GOAL = Repeat every record below exactly, omitting any pictures.

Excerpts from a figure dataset
◇ ◇ ◇
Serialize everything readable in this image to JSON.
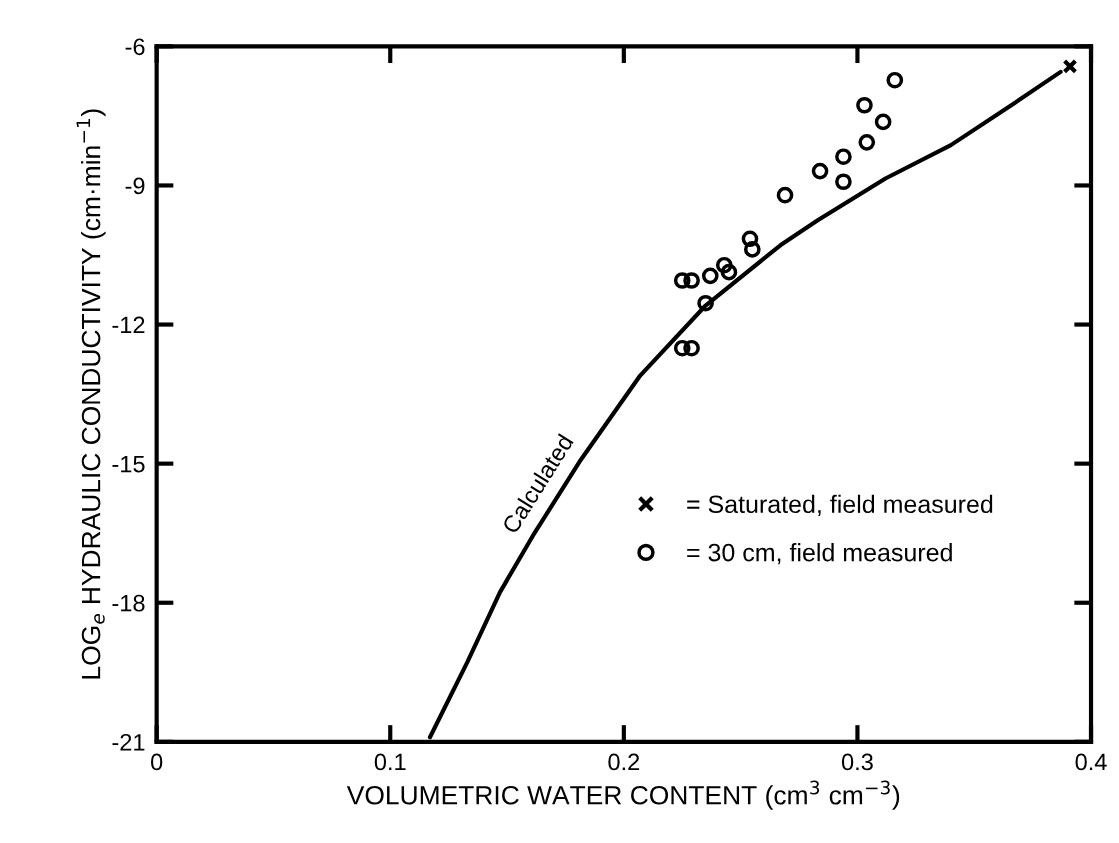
{
  "chart_data": {
    "type": "scatter",
    "xlabel": "VOLUMETRIC WATER CONTENT (cm$^{3}$ cm$^{−3}$)",
    "ylabel": "LOG$_{e}$ HYDRAULIC CONDUCTIVITY (cm·min$^{−1}$)",
    "xlim": [
      0,
      0.4
    ],
    "xticks": [
      0,
      0.1,
      0.2,
      0.3,
      0.4
    ],
    "ylim": [
      -21,
      -6
    ],
    "yticks": [
      -21,
      -18,
      -15,
      -12,
      -9,
      -6
    ],
    "grid": false,
    "legend": "lower right",
    "series": [
      {
        "name": "Calculated",
        "type": "line",
        "color": "#000000",
        "marker": "none",
        "line_style": "solid",
        "x": [
          0.117,
          0.133,
          0.147,
          0.161,
          0.181,
          0.207,
          0.235,
          0.267,
          0.283,
          0.312,
          0.34,
          0.367,
          0.387
        ],
        "values": [
          -20.9,
          -19.28,
          -17.77,
          -16.56,
          -14.96,
          -13.1,
          -11.59,
          -10.29,
          -9.75,
          -8.85,
          -8.13,
          -7.23,
          -6.55
        ]
      },
      {
        "name": "= Saturated, field measured",
        "color": "#000000",
        "marker": "cross",
        "x": [
          0.391
        ],
        "values": [
          -6.43
        ]
      },
      {
        "name": "= 30 cm, field measured",
        "color": "#000000",
        "marker": "circle",
        "x": [
          0.316,
          0.303,
          0.311,
          0.304,
          0.294,
          0.294,
          0.284,
          0.269,
          0.254,
          0.255,
          0.243,
          0.245,
          0.237,
          0.225,
          0.229,
          0.235,
          0.225,
          0.229
        ],
        "values": [
          -6.73,
          -7.27,
          -7.63,
          -8.07,
          -8.38,
          -8.92,
          -8.69,
          -9.21,
          -10.15,
          -10.38,
          -10.72,
          -10.87,
          -10.95,
          -11.05,
          -11.05,
          -11.54,
          -12.51,
          -12.51
        ]
      }
    ]
  }
}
◇ ◇ ◇
RESULT =
Serialize everything readable in this image to JSON.
{
  "chart_data": {
    "type": "scatter",
    "xlabel": "VOLUMETRIC WATER CONTENT (cm$^{3}$ cm$^{−3}$)",
    "ylabel": "LOG$_{e}$ HYDRAULIC CONDUCTIVITY (cm·min$^{−1}$)",
    "xlim": [
      0,
      0.4
    ],
    "xticks": [
      0,
      0.1,
      0.2,
      0.3,
      0.4
    ],
    "ylim": [
      -21,
      -6
    ],
    "yticks": [
      -21,
      -18,
      -15,
      -12,
      -9,
      -6
    ],
    "grid": false,
    "legend": "lower right",
    "series": [
      {
        "name": "Calculated",
        "type": "line",
        "color": "#000000",
        "marker": "none",
        "line_style": "solid",
        "x": [
          0.117,
          0.133,
          0.147,
          0.161,
          0.181,
          0.207,
          0.235,
          0.267,
          0.283,
          0.312,
          0.34,
          0.367,
          0.387
        ],
        "values": [
          -20.9,
          -19.28,
          -17.77,
          -16.56,
          -14.96,
          -13.1,
          -11.59,
          -10.29,
          -9.75,
          -8.85,
          -8.13,
          -7.23,
          -6.55
        ]
      },
      {
        "name": "= Saturated, field measured",
        "color": "#000000",
        "marker": "cross",
        "x": [
          0.391
        ],
        "values": [
          -6.43
        ]
      },
      {
        "name": "= 30 cm, field measured",
        "color": "#000000",
        "marker": "circle",
        "x": [
          0.316,
          0.303,
          0.311,
          0.304,
          0.294,
          0.294,
          0.284,
          0.269,
          0.254,
          0.255,
          0.243,
          0.245,
          0.237,
          0.225,
          0.229,
          0.235,
          0.225,
          0.229
        ],
        "values": [
          -6.73,
          -7.27,
          -7.63,
          -8.07,
          -8.38,
          -8.92,
          -8.69,
          -9.21,
          -10.15,
          -10.38,
          -10.72,
          -10.87,
          -10.95,
          -11.05,
          -11.05,
          -11.54,
          -12.51,
          -12.51
        ]
      }
    ]
  }
}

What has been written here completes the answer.